(Rows from a figure dataset)
---
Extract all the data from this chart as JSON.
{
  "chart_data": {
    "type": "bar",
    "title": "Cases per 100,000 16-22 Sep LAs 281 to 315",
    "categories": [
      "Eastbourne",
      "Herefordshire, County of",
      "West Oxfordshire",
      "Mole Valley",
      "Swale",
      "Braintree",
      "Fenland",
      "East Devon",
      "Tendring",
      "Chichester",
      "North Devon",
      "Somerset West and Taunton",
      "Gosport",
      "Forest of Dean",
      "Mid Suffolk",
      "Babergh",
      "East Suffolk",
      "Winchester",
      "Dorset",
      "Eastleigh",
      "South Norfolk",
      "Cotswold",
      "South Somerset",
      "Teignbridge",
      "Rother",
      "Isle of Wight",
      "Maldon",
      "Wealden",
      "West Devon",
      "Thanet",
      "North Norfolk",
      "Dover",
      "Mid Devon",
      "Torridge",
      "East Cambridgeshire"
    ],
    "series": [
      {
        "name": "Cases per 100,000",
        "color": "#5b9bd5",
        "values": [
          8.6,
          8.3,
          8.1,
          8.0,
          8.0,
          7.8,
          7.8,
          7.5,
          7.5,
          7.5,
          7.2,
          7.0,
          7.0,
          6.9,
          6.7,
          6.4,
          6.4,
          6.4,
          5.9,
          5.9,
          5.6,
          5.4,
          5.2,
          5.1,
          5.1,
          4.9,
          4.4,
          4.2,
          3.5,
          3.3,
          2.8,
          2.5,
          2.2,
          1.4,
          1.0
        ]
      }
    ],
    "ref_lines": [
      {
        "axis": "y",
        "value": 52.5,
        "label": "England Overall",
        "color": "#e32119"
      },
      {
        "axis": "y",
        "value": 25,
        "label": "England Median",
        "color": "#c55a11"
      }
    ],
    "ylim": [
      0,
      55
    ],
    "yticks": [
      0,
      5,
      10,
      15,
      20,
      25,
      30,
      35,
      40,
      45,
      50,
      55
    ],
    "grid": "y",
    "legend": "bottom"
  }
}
---
> _Objective_:
Please output the complete data exactly.

> _Answer to the problem_:
Extract all the data from this chart as JSON.
{
  "chart_data": {
    "type": "bar",
    "title": "Cases per 100,000 16-22 Sep LAs 281 to 315",
    "categories": [
      "Eastbourne",
      "Herefordshire, County of",
      "West Oxfordshire",
      "Mole Valley",
      "Swale",
      "Braintree",
      "Fenland",
      "East Devon",
      "Tendring",
      "Chichester",
      "North Devon",
      "Somerset West and Taunton",
      "Gosport",
      "Forest of Dean",
      "Mid Suffolk",
      "Babergh",
      "East Suffolk",
      "Winchester",
      "Dorset",
      "Eastleigh",
      "South Norfolk",
      "Cotswold",
      "South Somerset",
      "Teignbridge",
      "Rother",
      "Isle of Wight",
      "Maldon",
      "Wealden",
      "West Devon",
      "Thanet",
      "North Norfolk",
      "Dover",
      "Mid Devon",
      "Torridge",
      "East Cambridgeshire"
    ],
    "series": [
      {
        "name": "Cases per 100,000",
        "color": "#5b9bd5",
        "values": [
          8.6,
          8.3,
          8.1,
          8.0,
          8.0,
          7.8,
          7.8,
          7.5,
          7.5,
          7.5,
          7.2,
          7.0,
          7.0,
          6.9,
          6.7,
          6.4,
          6.4,
          6.4,
          5.9,
          5.9,
          5.6,
          5.4,
          5.2,
          5.1,
          5.1,
          4.9,
          4.4,
          4.2,
          3.5,
          3.3,
          2.8,
          2.5,
          2.2,
          1.4,
          1.0
        ]
      }
    ],
    "ref_lines": [
      {
        "axis": "y",
        "value": 52.5,
        "label": "England Overall",
        "color": "#e32119"
      },
      {
        "axis": "y",
        "value": 25,
        "label": "England Median",
        "color": "#c55a11"
      }
    ],
    "ylim": [
      0,
      55
    ],
    "yticks": [
      0,
      5,
      10,
      15,
      20,
      25,
      30,
      35,
      40,
      45,
      50,
      55
    ],
    "grid": "y",
    "legend": "bottom"
  }
}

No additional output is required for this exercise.